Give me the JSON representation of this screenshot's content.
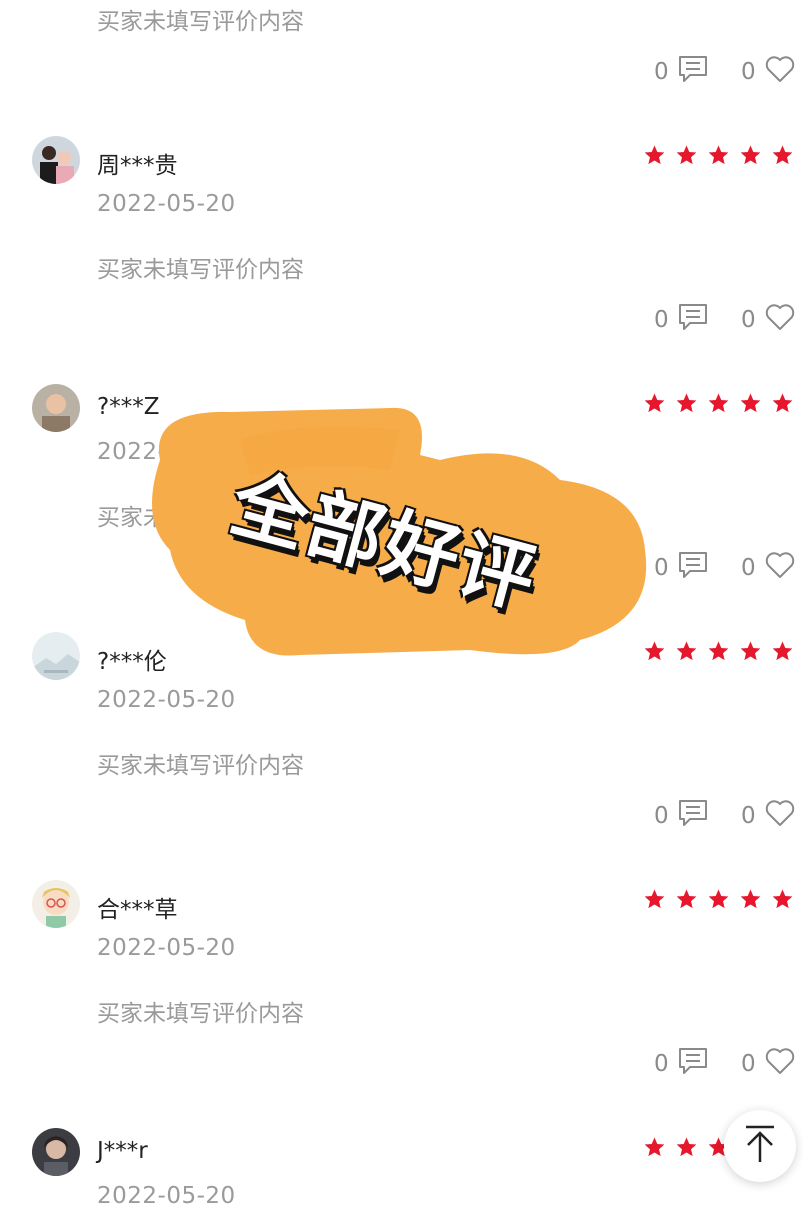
{
  "top_partial_review": {
    "content": "买家未填写评价内容",
    "comment_count": "0",
    "like_count": "0"
  },
  "reviews": [
    {
      "name": "周***贵",
      "date": "2022-05-20",
      "content": "买家未填写评价内容",
      "comment_count": "0",
      "like_count": "0",
      "rating": 5
    },
    {
      "name": "?***Z",
      "date": "2022-05-20",
      "content": "买家未填写评价内容",
      "comment_count": "0",
      "like_count": "0",
      "rating": 5
    },
    {
      "name": "?***伦",
      "date": "2022-05-20",
      "content": "买家未填写评价内容",
      "comment_count": "0",
      "like_count": "0",
      "rating": 5
    },
    {
      "name": "合***草",
      "date": "2022-05-20",
      "content": "买家未填写评价内容",
      "comment_count": "0",
      "like_count": "0",
      "rating": 5
    },
    {
      "name": "J***r",
      "date": "2022-05-20",
      "rating": 5
    }
  ],
  "overlay": {
    "sticker_text": "全部好评"
  },
  "colors": {
    "star": "#e8162c",
    "sticker": "#f7ac4a",
    "muted_text": "#9a9a9a"
  },
  "icons": {
    "comment": "comment-icon",
    "like": "heart-icon",
    "star": "star-icon",
    "scroll_top": "arrow-up-to-top-icon"
  }
}
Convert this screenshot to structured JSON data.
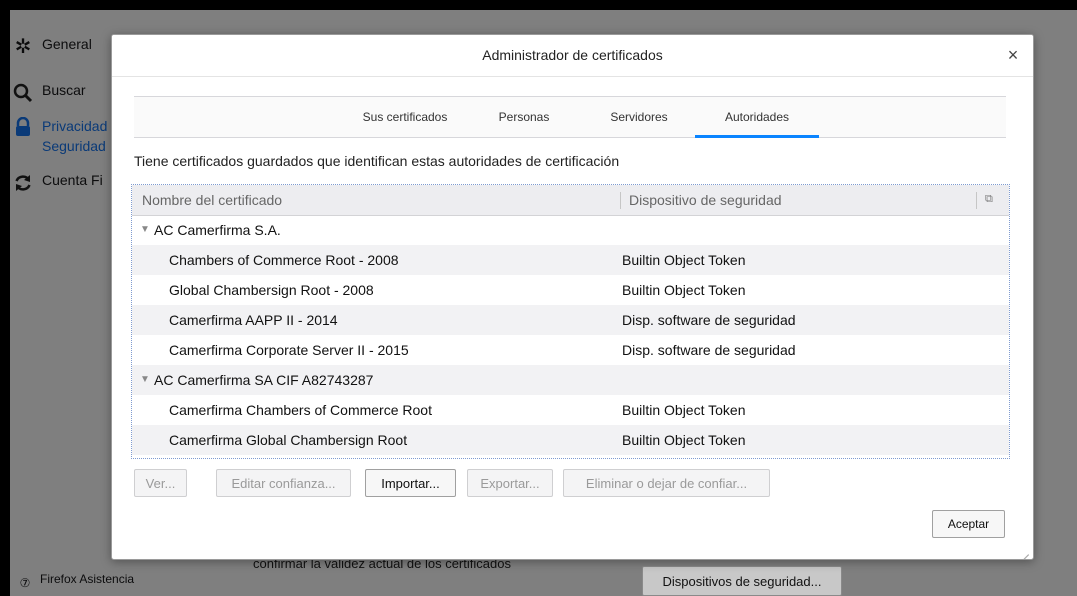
{
  "background": {
    "sidebar": [
      {
        "label": "General",
        "icon": "gear-icon"
      },
      {
        "label": "Buscar",
        "icon": "search-icon"
      },
      {
        "label": "Privacidad\nSeguridad",
        "icon": "lock-icon"
      },
      {
        "label": "Cuenta Fi",
        "icon": "sync-icon"
      }
    ],
    "help_label": "Firefox Asistencia",
    "obscured_text": "confirmar la validez actual de los certificados",
    "devices_button": "Dispositivos de seguridad..."
  },
  "dialog": {
    "title": "Administrador de certificados",
    "close": "×",
    "tabs": [
      "Sus certificados",
      "Personas",
      "Servidores",
      "Autoridades"
    ],
    "active_tab": "Autoridades",
    "description": "Tiene certificados guardados que identifican estas autoridades de certificación",
    "columns": {
      "name": "Nombre del certificado",
      "device": "Dispositivo de seguridad",
      "picker": "⧉"
    },
    "rows": [
      {
        "type": "group",
        "name": "AC Camerfirma S.A.",
        "device": ""
      },
      {
        "type": "child",
        "name": "Chambers of Commerce Root - 2008",
        "device": "Builtin Object Token"
      },
      {
        "type": "child",
        "name": "Global Chambersign Root - 2008",
        "device": "Builtin Object Token"
      },
      {
        "type": "child",
        "name": "Camerfirma AAPP II - 2014",
        "device": "Disp. software de seguridad"
      },
      {
        "type": "child",
        "name": "Camerfirma Corporate Server II - 2015",
        "device": "Disp. software de seguridad"
      },
      {
        "type": "group",
        "name": "AC Camerfirma SA CIF A82743287",
        "device": ""
      },
      {
        "type": "child",
        "name": "Camerfirma Chambers of Commerce Root",
        "device": "Builtin Object Token"
      },
      {
        "type": "child",
        "name": "Camerfirma Global Chambersign Root",
        "device": "Builtin Object Token"
      }
    ],
    "buttons": {
      "view": "Ver...",
      "edit": "Editar confianza...",
      "import": "Importar...",
      "export": "Exportar...",
      "delete": "Eliminar o dejar de confiar...",
      "ok": "Aceptar"
    }
  }
}
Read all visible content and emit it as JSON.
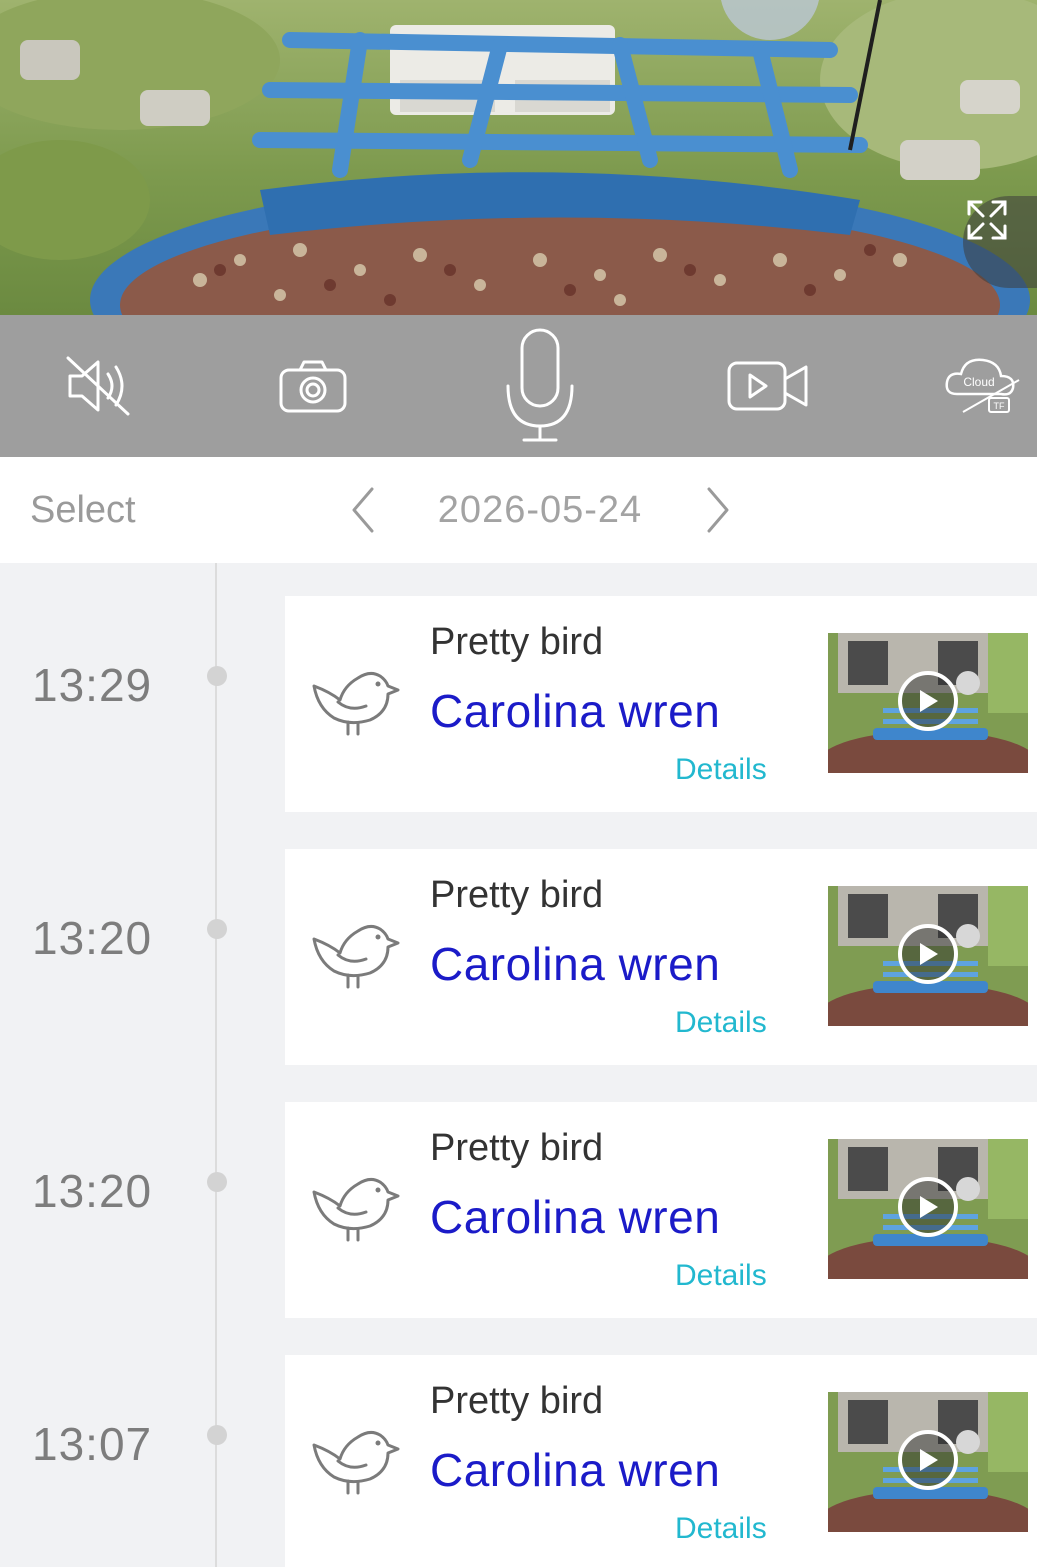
{
  "controls": {
    "mute": {
      "icon": "speaker-muted-icon"
    },
    "snapshot": {
      "icon": "camera-icon"
    },
    "talk": {
      "icon": "microphone-icon"
    },
    "record": {
      "icon": "video-camera-icon"
    },
    "storage": {
      "icon": "cloud-tf-icon",
      "cloud_label": "Cloud",
      "tf_label": "TF"
    }
  },
  "datebar": {
    "select_label": "Select",
    "date": "2026-05-24"
  },
  "events": [
    {
      "time": "13:29",
      "title": "Pretty bird",
      "species": "Carolina wren",
      "details_label": "Details"
    },
    {
      "time": "13:20",
      "title": "Pretty bird",
      "species": "Carolina wren",
      "details_label": "Details"
    },
    {
      "time": "13:20",
      "title": "Pretty bird",
      "species": "Carolina wren",
      "details_label": "Details"
    },
    {
      "time": "13:07",
      "title": "Pretty bird",
      "species": "Carolina wren",
      "details_label": "Details"
    }
  ],
  "colors": {
    "species_text": "#1b1bc8",
    "details_link": "#22b8cf",
    "control_bar": "#9e9e9e"
  }
}
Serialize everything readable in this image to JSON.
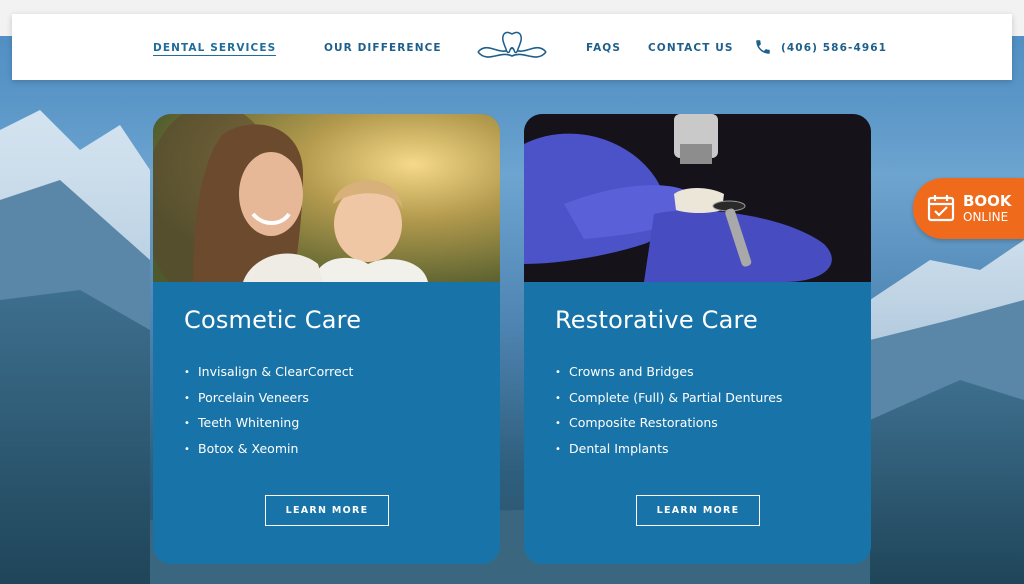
{
  "nav": {
    "dental_services": "DENTAL SERVICES",
    "our_difference": "OUR DIFFERENCE",
    "faqs": "FAQS",
    "contact_us": "CONTACT US",
    "phone": "(406) 586-4961",
    "logo_icon": "tooth-logo-icon",
    "phone_icon": "phone-icon"
  },
  "cards": [
    {
      "title": "Cosmetic Care",
      "image": "mother-and-daughter-photo",
      "items": [
        "Invisalign & ClearCorrect",
        "Porcelain Veneers",
        "Teeth Whitening",
        "Botox & Xeomin"
      ],
      "button": "LEARN MORE"
    },
    {
      "title": "Restorative Care",
      "image": "dental-crown-polishing-photo",
      "items": [
        "Crowns and Bridges",
        "Complete (Full) & Partial Dentures",
        "Composite Restorations",
        "Dental Implants"
      ],
      "button": "LEARN MORE"
    }
  ],
  "book": {
    "line1": "BOOK",
    "line2": "ONLINE",
    "icon": "calendar-check-icon"
  },
  "colors": {
    "brand_blue": "#1874a8",
    "nav_text": "#1e5f8c",
    "book_orange": "#ef6a1b"
  }
}
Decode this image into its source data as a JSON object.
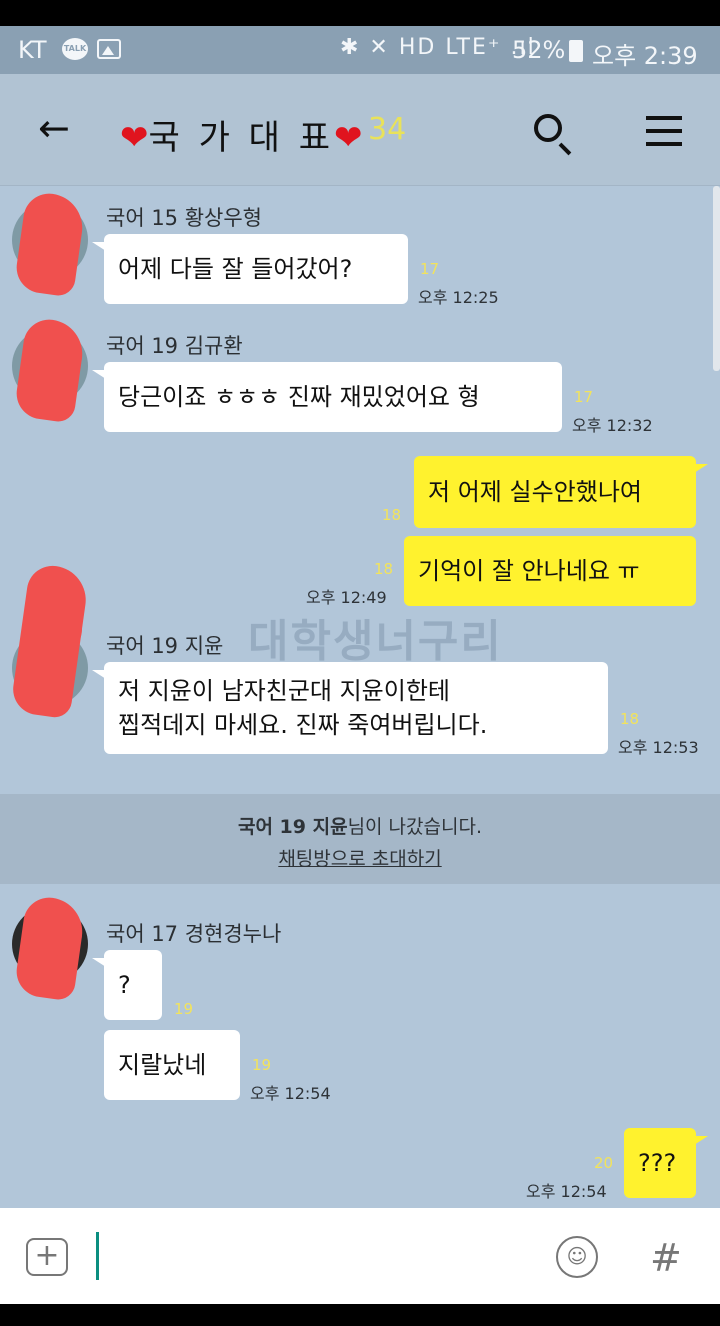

Task to complete: Every entry must be reproduced exactly, with the images left out.

Right answer:
Give me the JSON representation of this screenshot's content.
{
  "top_partial_review": {
    "content": "买家未填写评价内容",
    "comment_count": "0",
    "like_count": "0"
  },
  "reviews": [
    {
      "name": "周***贵",
      "date": "2022-05-20",
      "content": "买家未填写评价内容",
      "comment_count": "0",
      "like_count": "0",
      "rating": 5
    },
    {
      "name": "?***Z",
      "date": "2022-05-20",
      "content": "买家未填写评价内容",
      "comment_count": "0",
      "like_count": "0",
      "rating": 5
    },
    {
      "name": "?***伦",
      "date": "2022-05-20",
      "content": "买家未填写评价内容",
      "comment_count": "0",
      "like_count": "0",
      "rating": 5
    },
    {
      "name": "合***草",
      "date": "2022-05-20",
      "content": "买家未填写评价内容",
      "comment_count": "0",
      "like_count": "0",
      "rating": 5
    },
    {
      "name": "J***r",
      "date": "2022-05-20",
      "rating": 5
    }
  ],
  "overlay": {
    "sticker_text": "全部好评"
  },
  "colors": {
    "star": "#e8162c",
    "sticker": "#f7ac4a",
    "muted_text": "#9a9a9a"
  },
  "icons": {
    "comment": "comment-icon",
    "like": "heart-icon",
    "star": "star-icon",
    "scroll_top": "arrow-up-to-top-icon"
  }
}
Convert this screenshot to structured JSON data.
{
  "background": {
    "sidebar": [
      {
        "label": "General",
        "icon": "gear-icon"
      },
      {
        "label": "Buscar",
        "icon": "search-icon"
      },
      {
        "label": "Privacidad\nSeguridad",
        "icon": "lock-icon"
      },
      {
        "label": "Cuenta Fi",
        "icon": "sync-icon"
      }
    ],
    "help_label": "Firefox Asistencia",
    "obscured_text": "confirmar la validez actual de los certificados",
    "devices_button": "Dispositivos de seguridad..."
  },
  "dialog": {
    "title": "Administrador de certificados",
    "close": "×",
    "tabs": [
      "Sus certificados",
      "Personas",
      "Servidores",
      "Autoridades"
    ],
    "active_tab": "Autoridades",
    "description": "Tiene certificados guardados que identifican estas autoridades de certificación",
    "columns": {
      "name": "Nombre del certificado",
      "device": "Dispositivo de seguridad",
      "picker": "⧉"
    },
    "rows": [
      {
        "type": "group",
        "name": "AC Camerfirma S.A.",
        "device": ""
      },
      {
        "type": "child",
        "name": "Chambers of Commerce Root - 2008",
        "device": "Builtin Object Token"
      },
      {
        "type": "child",
        "name": "Global Chambersign Root - 2008",
        "device": "Builtin Object Token"
      },
      {
        "type": "child",
        "name": "Camerfirma AAPP II - 2014",
        "device": "Disp. software de seguridad"
      },
      {
        "type": "child",
        "name": "Camerfirma Corporate Server II - 2015",
        "device": "Disp. software de seguridad"
      },
      {
        "type": "group",
        "name": "AC Camerfirma SA CIF A82743287",
        "device": ""
      },
      {
        "type": "child",
        "name": "Camerfirma Chambers of Commerce Root",
        "device": "Builtin Object Token"
      },
      {
        "type": "child",
        "name": "Camerfirma Global Chambersign Root",
        "device": "Builtin Object Token"
      }
    ],
    "buttons": {
      "view": "Ver...",
      "edit": "Editar confianza...",
      "import": "Importar...",
      "export": "Exportar...",
      "delete": "Eliminar o dejar de confiar...",
      "ok": "Aceptar"
    }
  }
}
Read all visible content and emit it as JSON.
{
  "controls": {
    "mute": {
      "icon": "speaker-muted-icon"
    },
    "snapshot": {
      "icon": "camera-icon"
    },
    "talk": {
      "icon": "microphone-icon"
    },
    "record": {
      "icon": "video-camera-icon"
    },
    "storage": {
      "icon": "cloud-tf-icon",
      "cloud_label": "Cloud",
      "tf_label": "TF"
    }
  },
  "datebar": {
    "select_label": "Select",
    "date": "2026-05-24"
  },
  "events": [
    {
      "time": "13:29",
      "title": "Pretty bird",
      "species": "Carolina wren",
      "details_label": "Details"
    },
    {
      "time": "13:20",
      "title": "Pretty bird",
      "species": "Carolina wren",
      "details_label": "Details"
    },
    {
      "time": "13:20",
      "title": "Pretty bird",
      "species": "Carolina wren",
      "details_label": "Details"
    },
    {
      "time": "13:07",
      "title": "Pretty bird",
      "species": "Carolina wren",
      "details_label": "Details"
    }
  ],
  "colors": {
    "species_text": "#1b1bc8",
    "details_link": "#22b8cf",
    "control_bar": "#9e9e9e"
  }
}
Serialize everything readable in this image to JSON.
{
  "nav": {
    "dental_services": "DENTAL SERVICES",
    "our_difference": "OUR DIFFERENCE",
    "faqs": "FAQS",
    "contact_us": "CONTACT US",
    "phone": "(406) 586-4961",
    "logo_icon": "tooth-logo-icon",
    "phone_icon": "phone-icon"
  },
  "cards": [
    {
      "title": "Cosmetic Care",
      "image": "mother-and-daughter-photo",
      "items": [
        "Invisalign & ClearCorrect",
        "Porcelain Veneers",
        "Teeth Whitening",
        "Botox & Xeomin"
      ],
      "button": "LEARN MORE"
    },
    {
      "title": "Restorative Care",
      "image": "dental-crown-polishing-photo",
      "items": [
        "Crowns and Bridges",
        "Complete (Full) & Partial Dentures",
        "Composite Restorations",
        "Dental Implants"
      ],
      "button": "LEARN MORE"
    }
  ],
  "book": {
    "line1": "BOOK",
    "line2": "ONLINE",
    "icon": "calendar-check-icon"
  },
  "colors": {
    "brand_blue": "#1874a8",
    "nav_text": "#1e5f8c",
    "book_orange": "#ef6a1b"
  }
}
Decode this image into its source data as a JSON object.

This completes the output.